Data records:

□ □ □ □

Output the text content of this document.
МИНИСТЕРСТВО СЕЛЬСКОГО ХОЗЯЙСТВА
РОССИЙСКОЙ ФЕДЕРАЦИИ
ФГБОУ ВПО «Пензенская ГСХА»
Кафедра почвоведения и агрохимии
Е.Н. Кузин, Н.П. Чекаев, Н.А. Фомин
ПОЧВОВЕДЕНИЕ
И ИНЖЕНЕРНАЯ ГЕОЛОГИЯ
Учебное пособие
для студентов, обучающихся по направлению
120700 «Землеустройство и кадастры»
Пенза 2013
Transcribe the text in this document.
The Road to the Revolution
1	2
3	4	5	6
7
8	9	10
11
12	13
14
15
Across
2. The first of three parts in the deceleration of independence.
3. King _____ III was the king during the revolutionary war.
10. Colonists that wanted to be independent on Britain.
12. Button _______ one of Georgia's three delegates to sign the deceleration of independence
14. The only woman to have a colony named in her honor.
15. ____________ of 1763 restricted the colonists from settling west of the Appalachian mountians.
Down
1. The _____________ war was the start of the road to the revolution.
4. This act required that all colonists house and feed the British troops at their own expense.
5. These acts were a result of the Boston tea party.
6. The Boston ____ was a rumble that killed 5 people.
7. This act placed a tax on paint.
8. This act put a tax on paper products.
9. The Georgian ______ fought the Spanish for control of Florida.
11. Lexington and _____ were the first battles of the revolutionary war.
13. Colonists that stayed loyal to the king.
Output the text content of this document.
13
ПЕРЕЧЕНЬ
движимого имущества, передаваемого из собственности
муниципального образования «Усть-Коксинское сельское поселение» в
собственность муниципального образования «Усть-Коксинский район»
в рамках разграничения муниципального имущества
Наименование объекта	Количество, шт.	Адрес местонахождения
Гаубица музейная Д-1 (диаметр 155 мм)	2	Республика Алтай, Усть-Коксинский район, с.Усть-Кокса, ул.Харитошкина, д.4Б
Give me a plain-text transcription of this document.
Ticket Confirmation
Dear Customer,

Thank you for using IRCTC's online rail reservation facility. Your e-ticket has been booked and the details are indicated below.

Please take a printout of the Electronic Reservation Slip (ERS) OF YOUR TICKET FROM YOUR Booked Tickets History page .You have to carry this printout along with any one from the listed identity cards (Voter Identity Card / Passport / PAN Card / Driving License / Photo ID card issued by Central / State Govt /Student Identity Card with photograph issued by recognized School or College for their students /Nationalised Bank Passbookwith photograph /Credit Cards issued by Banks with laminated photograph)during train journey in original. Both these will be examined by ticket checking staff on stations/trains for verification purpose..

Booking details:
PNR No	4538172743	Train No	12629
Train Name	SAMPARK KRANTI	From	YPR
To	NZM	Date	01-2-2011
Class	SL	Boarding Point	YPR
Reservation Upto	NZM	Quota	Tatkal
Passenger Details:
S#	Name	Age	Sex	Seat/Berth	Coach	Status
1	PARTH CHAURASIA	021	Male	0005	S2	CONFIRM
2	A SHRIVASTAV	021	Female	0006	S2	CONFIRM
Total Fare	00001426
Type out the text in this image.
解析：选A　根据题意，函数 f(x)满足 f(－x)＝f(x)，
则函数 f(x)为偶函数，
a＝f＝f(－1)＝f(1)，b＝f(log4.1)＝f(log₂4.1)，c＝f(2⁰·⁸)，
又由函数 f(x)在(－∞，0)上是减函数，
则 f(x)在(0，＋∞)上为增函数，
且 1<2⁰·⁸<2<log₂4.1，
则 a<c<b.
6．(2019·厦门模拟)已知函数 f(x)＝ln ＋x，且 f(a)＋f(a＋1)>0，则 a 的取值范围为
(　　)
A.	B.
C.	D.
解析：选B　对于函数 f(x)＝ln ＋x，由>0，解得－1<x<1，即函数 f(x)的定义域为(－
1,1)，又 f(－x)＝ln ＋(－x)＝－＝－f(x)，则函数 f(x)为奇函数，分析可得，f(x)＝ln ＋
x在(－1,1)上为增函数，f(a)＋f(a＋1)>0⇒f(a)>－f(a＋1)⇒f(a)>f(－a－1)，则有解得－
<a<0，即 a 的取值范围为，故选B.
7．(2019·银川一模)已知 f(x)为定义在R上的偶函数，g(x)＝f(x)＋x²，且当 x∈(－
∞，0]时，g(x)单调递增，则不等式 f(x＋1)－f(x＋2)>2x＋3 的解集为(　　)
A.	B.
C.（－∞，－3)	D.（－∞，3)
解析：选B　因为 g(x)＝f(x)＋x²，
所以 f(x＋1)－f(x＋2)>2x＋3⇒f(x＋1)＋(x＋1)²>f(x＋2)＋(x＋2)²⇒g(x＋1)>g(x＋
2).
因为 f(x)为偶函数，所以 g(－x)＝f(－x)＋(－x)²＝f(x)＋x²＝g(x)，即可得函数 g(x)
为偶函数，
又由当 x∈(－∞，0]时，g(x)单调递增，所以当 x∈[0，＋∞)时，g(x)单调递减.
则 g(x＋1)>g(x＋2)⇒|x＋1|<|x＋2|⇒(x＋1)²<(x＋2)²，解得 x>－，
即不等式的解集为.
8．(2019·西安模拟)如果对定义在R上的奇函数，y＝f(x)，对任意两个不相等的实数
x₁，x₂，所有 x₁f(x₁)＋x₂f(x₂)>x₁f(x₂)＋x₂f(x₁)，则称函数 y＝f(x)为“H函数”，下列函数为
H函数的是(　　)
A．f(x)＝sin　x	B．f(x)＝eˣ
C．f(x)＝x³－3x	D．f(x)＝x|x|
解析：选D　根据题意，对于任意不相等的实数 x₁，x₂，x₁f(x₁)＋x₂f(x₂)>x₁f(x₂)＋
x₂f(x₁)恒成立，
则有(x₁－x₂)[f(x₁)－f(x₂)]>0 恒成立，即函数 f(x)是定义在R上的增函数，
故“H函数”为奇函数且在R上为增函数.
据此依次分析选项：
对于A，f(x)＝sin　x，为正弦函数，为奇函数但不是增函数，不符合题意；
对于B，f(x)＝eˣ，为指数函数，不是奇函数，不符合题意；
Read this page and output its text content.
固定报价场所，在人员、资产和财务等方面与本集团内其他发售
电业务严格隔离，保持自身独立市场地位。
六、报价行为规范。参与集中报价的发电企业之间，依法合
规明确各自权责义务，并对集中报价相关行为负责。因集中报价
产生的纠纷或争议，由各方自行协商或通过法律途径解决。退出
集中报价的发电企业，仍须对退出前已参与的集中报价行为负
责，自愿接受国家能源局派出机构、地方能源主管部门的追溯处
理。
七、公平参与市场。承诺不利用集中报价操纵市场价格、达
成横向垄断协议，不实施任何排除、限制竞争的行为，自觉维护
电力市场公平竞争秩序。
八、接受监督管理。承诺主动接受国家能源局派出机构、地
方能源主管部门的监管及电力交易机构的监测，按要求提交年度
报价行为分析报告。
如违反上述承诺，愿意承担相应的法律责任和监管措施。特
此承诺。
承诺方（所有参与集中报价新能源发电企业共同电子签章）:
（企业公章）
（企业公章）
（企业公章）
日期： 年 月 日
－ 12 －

□ □ □ □

Reproduce each line verbatim.

Written response:
Output the text content of this document.
МИНИСТЕРСТВО СЕЛЬСКОГО ХОЗЯЙСТВА
РОССИЙСКОЙ ФЕДЕРАЦИИ
ФГБОУ ВПО «Пензенская ГСХА»
Кафедра почвоведения и агрохимии
Е.Н. Кузин, Н.П. Чекаев, Н.А. Фомин
ПОЧВОВЕДЕНИЕ
И ИНЖЕНЕРНАЯ ГЕОЛОГИЯ
Учебное пособие
для студентов, обучающихся по направлению
120700 «Землеустройство и кадастры»
Пенза 2013
Transcribe the text in this document.
The Road to the Revolution
1	2
3	4	5	6
7
8	9	10
11
12	13
14
15
Across
2. The first of three parts in the deceleration of independence.
3. King _____ III was the king during the revolutionary war.
10. Colonists that wanted to be independent on Britain.
12. Button _______ one of Georgia's three delegates to sign the deceleration of independence
14. The only woman to have a colony named in her honor.
15. ____________ of 1763 restricted the colonists from settling west of the Appalachian mountians.
Down
1. The _____________ war was the start of the road to the revolution.
4. This act required that all colonists house and feed the British troops at their own expense.
5. These acts were a result of the Boston tea party.
6. The Boston ____ was a rumble that killed 5 people.
7. This act placed a tax on paint.
8. This act put a tax on paper products.
9. The Georgian ______ fought the Spanish for control of Florida.
11. Lexington and _____ were the first battles of the revolutionary war.
13. Colonists that stayed loyal to the king.
Output the text content of this document.
13
ПЕРЕЧЕНЬ
движимого имущества, передаваемого из собственности
муниципального образования «Усть-Коксинское сельское поселение» в
собственность муниципального образования «Усть-Коксинский район»
в рамках разграничения муниципального имущества
Наименование объекта	Количество, шт.	Адрес местонахождения
Гаубица музейная Д-1 (диаметр 155 мм)	2	Республика Алтай, Усть-Коксинский район, с.Усть-Кокса, ул.Харитошкина, д.4Б
Give me a plain-text transcription of this document.
Ticket Confirmation
Dear Customer,

Thank you for using IRCTC's online rail reservation facility. Your e-ticket has been booked and the details are indicated below.

Please take a printout of the Electronic Reservation Slip (ERS) OF YOUR TICKET FROM YOUR Booked Tickets History page .You have to carry this printout along with any one from the listed identity cards (Voter Identity Card / Passport / PAN Card / Driving License / Photo ID card issued by Central / State Govt /Student Identity Card with photograph issued by recognized School or College for their students /Nationalised Bank Passbookwith photograph /Credit Cards issued by Banks with laminated photograph)during train journey in original. Both these will be examined by ticket checking staff on stations/trains for verification purpose..

Booking details:
PNR No	4538172743	Train No	12629
Train Name	SAMPARK KRANTI	From	YPR
To	NZM	Date	01-2-2011
Class	SL	Boarding Point	YPR
Reservation Upto	NZM	Quota	Tatkal
Passenger Details:
S#	Name	Age	Sex	Seat/Berth	Coach	Status
1	PARTH CHAURASIA	021	Male	0005	S2	CONFIRM
2	A SHRIVASTAV	021	Female	0006	S2	CONFIRM
Total Fare	00001426
Type out the text in this image.
解析：选A　根据题意，函数 f(x)满足 f(－x)＝f(x)，
则函数 f(x)为偶函数，
a＝f＝f(－1)＝f(1)，b＝f(log4.1)＝f(log₂4.1)，c＝f(2⁰·⁸)，
又由函数 f(x)在(－∞，0)上是减函数，
则 f(x)在(0，＋∞)上为增函数，
且 1<2⁰·⁸<2<log₂4.1，
则 a<c<b.
6．(2019·厦门模拟)已知函数 f(x)＝ln ＋x，且 f(a)＋f(a＋1)>0，则 a 的取值范围为
(　　)
A.	B.
C.	D.
解析：选B　对于函数 f(x)＝ln ＋x，由>0，解得－1<x<1，即函数 f(x)的定义域为(－
1,1)，又 f(－x)＝ln ＋(－x)＝－＝－f(x)，则函数 f(x)为奇函数，分析可得，f(x)＝ln ＋
x在(－1,1)上为增函数，f(a)＋f(a＋1)>0⇒f(a)>－f(a＋1)⇒f(a)>f(－a－1)，则有解得－
<a<0，即 a 的取值范围为，故选B.
7．(2019·银川一模)已知 f(x)为定义在R上的偶函数，g(x)＝f(x)＋x²，且当 x∈(－
∞，0]时，g(x)单调递增，则不等式 f(x＋1)－f(x＋2)>2x＋3 的解集为(　　)
A.	B.
C.（－∞，－3)	D.（－∞，3)
解析：选B　因为 g(x)＝f(x)＋x²，
所以 f(x＋1)－f(x＋2)>2x＋3⇒f(x＋1)＋(x＋1)²>f(x＋2)＋(x＋2)²⇒g(x＋1)>g(x＋
2).
因为 f(x)为偶函数，所以 g(－x)＝f(－x)＋(－x)²＝f(x)＋x²＝g(x)，即可得函数 g(x)
为偶函数，
又由当 x∈(－∞，0]时，g(x)单调递增，所以当 x∈[0，＋∞)时，g(x)单调递减.
则 g(x＋1)>g(x＋2)⇒|x＋1|<|x＋2|⇒(x＋1)²<(x＋2)²，解得 x>－，
即不等式的解集为.
8．(2019·西安模拟)如果对定义在R上的奇函数，y＝f(x)，对任意两个不相等的实数
x₁，x₂，所有 x₁f(x₁)＋x₂f(x₂)>x₁f(x₂)＋x₂f(x₁)，则称函数 y＝f(x)为“H函数”，下列函数为
H函数的是(　　)
A．f(x)＝sin　x	B．f(x)＝eˣ
C．f(x)＝x³－3x	D．f(x)＝x|x|
解析：选D　根据题意，对于任意不相等的实数 x₁，x₂，x₁f(x₁)＋x₂f(x₂)>x₁f(x₂)＋
x₂f(x₁)恒成立，
则有(x₁－x₂)[f(x₁)－f(x₂)]>0 恒成立，即函数 f(x)是定义在R上的增函数，
故“H函数”为奇函数且在R上为增函数.
据此依次分析选项：
对于A，f(x)＝sin　x，为正弦函数，为奇函数但不是增函数，不符合题意；
对于B，f(x)＝eˣ，为指数函数，不是奇函数，不符合题意；
Read this page and output its text content.
固定报价场所，在人员、资产和财务等方面与本集团内其他发售
电业务严格隔离，保持自身独立市场地位。
六、报价行为规范。参与集中报价的发电企业之间，依法合
规明确各自权责义务，并对集中报价相关行为负责。因集中报价
产生的纠纷或争议，由各方自行协商或通过法律途径解决。退出
集中报价的发电企业，仍须对退出前已参与的集中报价行为负
责，自愿接受国家能源局派出机构、地方能源主管部门的追溯处
理。
七、公平参与市场。承诺不利用集中报价操纵市场价格、达
成横向垄断协议，不实施任何排除、限制竞争的行为，自觉维护
电力市场公平竞争秩序。
八、接受监督管理。承诺主动接受国家能源局派出机构、地
方能源主管部门的监管及电力交易机构的监测，按要求提交年度
报价行为分析报告。
如违反上述承诺，愿意承担相应的法律责任和监管措施。特
此承诺。
承诺方（所有参与集中报价新能源发电企业共同电子签章）:
（企业公章）
（企业公章）
（企业公章）
日期： 年 月 日
－ 12 －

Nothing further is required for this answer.